§ EXTRACTED INFORMATION:
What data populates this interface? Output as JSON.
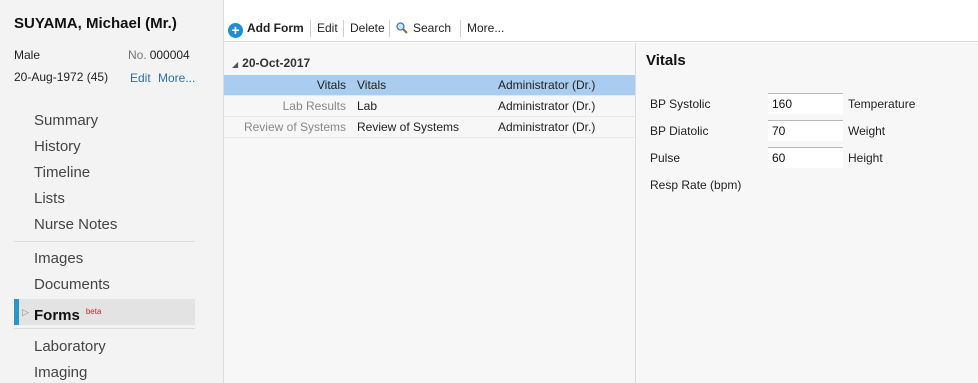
{
  "patient": {
    "name": "SUYAMA, Michael (Mr.)",
    "sex": "Male",
    "no_label": "No.",
    "no_value": "000004",
    "dob": "20-Aug-1972 (45)",
    "edit_link": "Edit",
    "more_link": "More..."
  },
  "sidebar": {
    "group1": [
      "Summary",
      "History",
      "Timeline",
      "Lists",
      "Nurse Notes"
    ],
    "group2": [
      "Images",
      "Documents"
    ],
    "active": {
      "label": "Forms",
      "badge": "beta"
    },
    "group3": [
      "Laboratory",
      "Imaging"
    ]
  },
  "toolbar": {
    "add_form": "Add Form",
    "edit": "Edit",
    "delete": "Delete",
    "search": "Search",
    "more": "More..."
  },
  "forms": {
    "date_header": "20-Oct-2017",
    "rows": [
      {
        "category": "Vitals",
        "name": "Vitals",
        "author": "Administrator (Dr.)",
        "selected": true
      },
      {
        "category": "Lab Results",
        "name": "Lab",
        "author": "Administrator (Dr.)",
        "selected": false
      },
      {
        "category": "Review of Systems",
        "name": "Review of Systems",
        "author": "Administrator (Dr.)",
        "selected": false
      }
    ]
  },
  "vitals": {
    "title": "Vitals",
    "bp_systolic_label": "BP Systolic",
    "bp_systolic_value": "160",
    "bp_diastolic_label": "BP Diatolic",
    "bp_diastolic_value": "70",
    "pulse_label": "Pulse",
    "pulse_value": "60",
    "resp_rate_label": "Resp Rate (bpm)",
    "temperature_label": "Temperature",
    "weight_label": "Weight",
    "height_label": "Height"
  },
  "colors": {
    "accent": "#2a97c9",
    "selected_row": "#a9cdf0",
    "link": "#2a6fb0",
    "beta": "#dd2222"
  },
  "icons": [
    "add-circle-icon",
    "magnifier-icon",
    "triangle-down-icon",
    "triangle-right-icon"
  ]
}
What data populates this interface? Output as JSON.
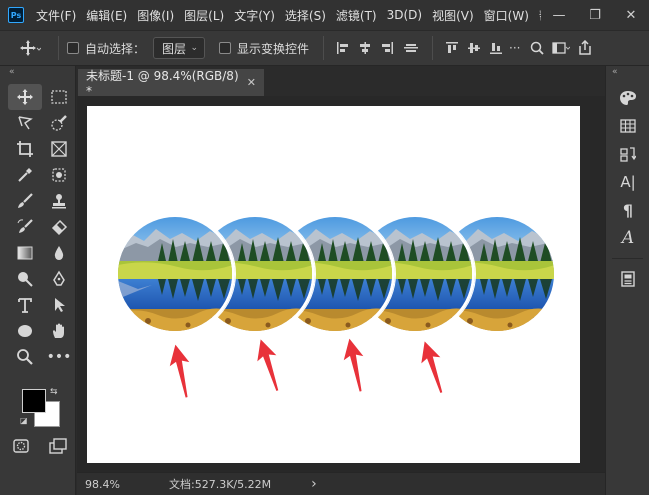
{
  "app": {
    "logo": "Ps",
    "menu": [
      "文件(F)",
      "编辑(E)",
      "图像(I)",
      "图层(L)",
      "文字(Y)",
      "选择(S)",
      "滤镜(T)",
      "3D(D)",
      "视图(V)",
      "窗口(W)",
      "帮"
    ],
    "window_controls": {
      "minimize": "—",
      "restore": "❐",
      "close": "✕"
    }
  },
  "options_bar": {
    "auto_select_label": "自动选择：",
    "auto_select_target": "图层",
    "show_transform_label": "显示变换控件"
  },
  "document": {
    "tab_title": "未标题-1 @ 98.4%(RGB/8) *",
    "close_glyph": "✕"
  },
  "status": {
    "zoom": "98.4%",
    "doc_info": "文档:527.3K/5.22M",
    "arrow": "›"
  },
  "colors": {
    "foreground": "#000000",
    "background": "#ffffff",
    "arrow_color": "#e8323a",
    "accent": "#31a8ff"
  },
  "icons": {
    "tools": [
      "move-icon",
      "marquee-icon",
      "lasso-icon",
      "quick-select-icon",
      "crop-icon",
      "frame-icon",
      "eyedropper-icon",
      "spot-heal-icon",
      "brush-icon",
      "stamp-icon",
      "history-brush-icon",
      "eraser-icon",
      "gradient-icon",
      "blur-icon",
      "dodge-icon",
      "pen-icon",
      "type-icon",
      "path-select-icon",
      "ellipse-icon",
      "hand-icon",
      "zoom-icon",
      "more-icon"
    ],
    "right_panel": [
      "color-palette-icon",
      "swatches-grid-icon",
      "history-icon",
      "character-icon",
      "paragraph-icon",
      "glyphs-icon",
      "properties-icon"
    ]
  },
  "canvas_content": {
    "circle_count": 5,
    "arrow_count": 4
  }
}
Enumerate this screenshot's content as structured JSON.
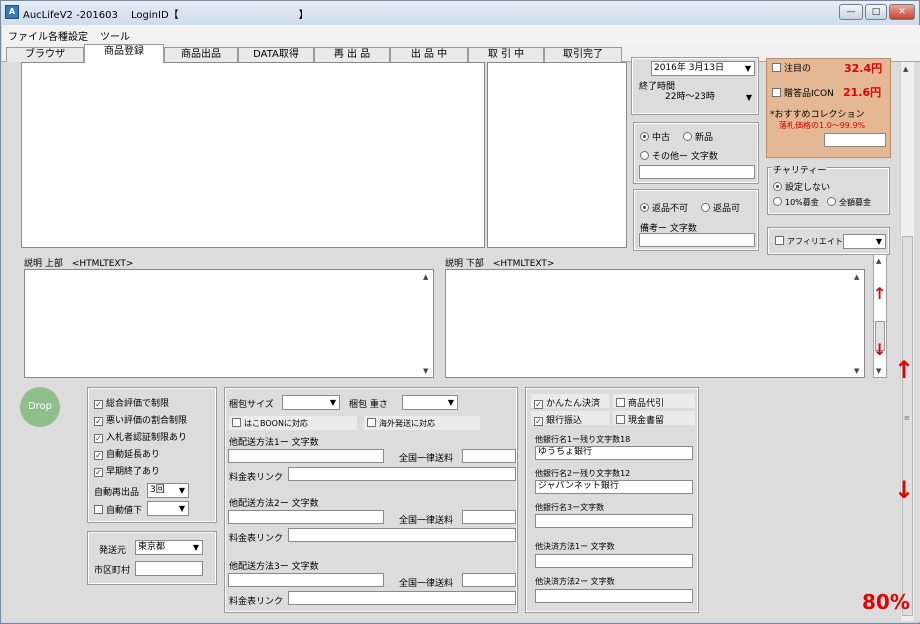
{
  "window": {
    "title": "AucLifeV2 -201603　 LoginID【　　　　　　　　　　　　】",
    "min": "—",
    "max": "□",
    "close": "✕"
  },
  "menu": [
    "ファイル",
    "各種設定",
    "ツール"
  ],
  "tabs": [
    "ブラウザ",
    "商品登録",
    "商品出品",
    "DATA取得",
    "再 出 品",
    "出 品 中",
    "取 引 中",
    "取引完了"
  ],
  "right": {
    "date": "2016年 3月13日",
    "end_time_label": "終了時間",
    "end_time": "22時～23時",
    "condition": {
      "used": "中古",
      "new": "新品",
      "other": "その他ー 文字数"
    },
    "returns": {
      "no": "返品不可",
      "yes": "返品可",
      "note": "備考ー 文字数"
    },
    "featured_label": "注目の",
    "featured_price": "32.4円",
    "gift_label": "贈答品ICON",
    "gift_price": "21.6円",
    "recommend": "*おすすめコレクション",
    "recommend_sub": "落札価格の1.0～99.9%",
    "charity_label": "チャリティー",
    "charity": [
      "設定しない",
      "10%募金",
      "全額募金"
    ],
    "affiliate": "アフィリエイト"
  },
  "desc": {
    "top": "説明 上部　<HTMLTEXT>",
    "bottom": "説明 下部　<HTMLTEXT>"
  },
  "drop": "Drop",
  "rules": {
    "items": [
      "総合評価で制限",
      "悪い評価の割合制限",
      "入札者認証制限あり",
      "自動延長あり",
      "早期終了あり"
    ],
    "relist_label": "自動再出品",
    "relist_value": "3回",
    "discount_label": "自動値下"
  },
  "origin": {
    "label": "発送元",
    "value": "東京都",
    "city": "市区町村"
  },
  "shipping": {
    "size_label": "梱包サイズ",
    "weight_label": "梱包 重さ",
    "hako": "はこBOONに対応",
    "overseas": "海外発送に対応",
    "methods": [
      "他配送方法1ー 文字数",
      "他配送方法2ー 文字数",
      "他配送方法3ー 文字数"
    ],
    "flat": "全国一律送料",
    "link": "料金表リンク"
  },
  "payment": {
    "easy": "かんたん決済",
    "cod": "商品代引",
    "bank": "銀行振込",
    "cash": "現金書留",
    "bank1_label": "他銀行名1ー残り文字数18",
    "bank1_value": "ゆうちょ銀行",
    "bank2_label": "他銀行名2ー残り文字数12",
    "bank2_value": "ジャパンネット銀行",
    "bank3_label": "他銀行名3ー文字数",
    "other1": "他決済方法1ー 文字数",
    "other2": "他決済方法2ー 文字数"
  },
  "zoom": "80%",
  "colors": {
    "accent_red": "#e60000",
    "drop_green": "#8fbf8a",
    "info_panel": "#e4b894"
  }
}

§ EXERCISE: Track down the lines that include the word "Review" and copy them.

§ FINISHED TASK:
        "category": "Review of Systems",
        "name": "Review of Systems",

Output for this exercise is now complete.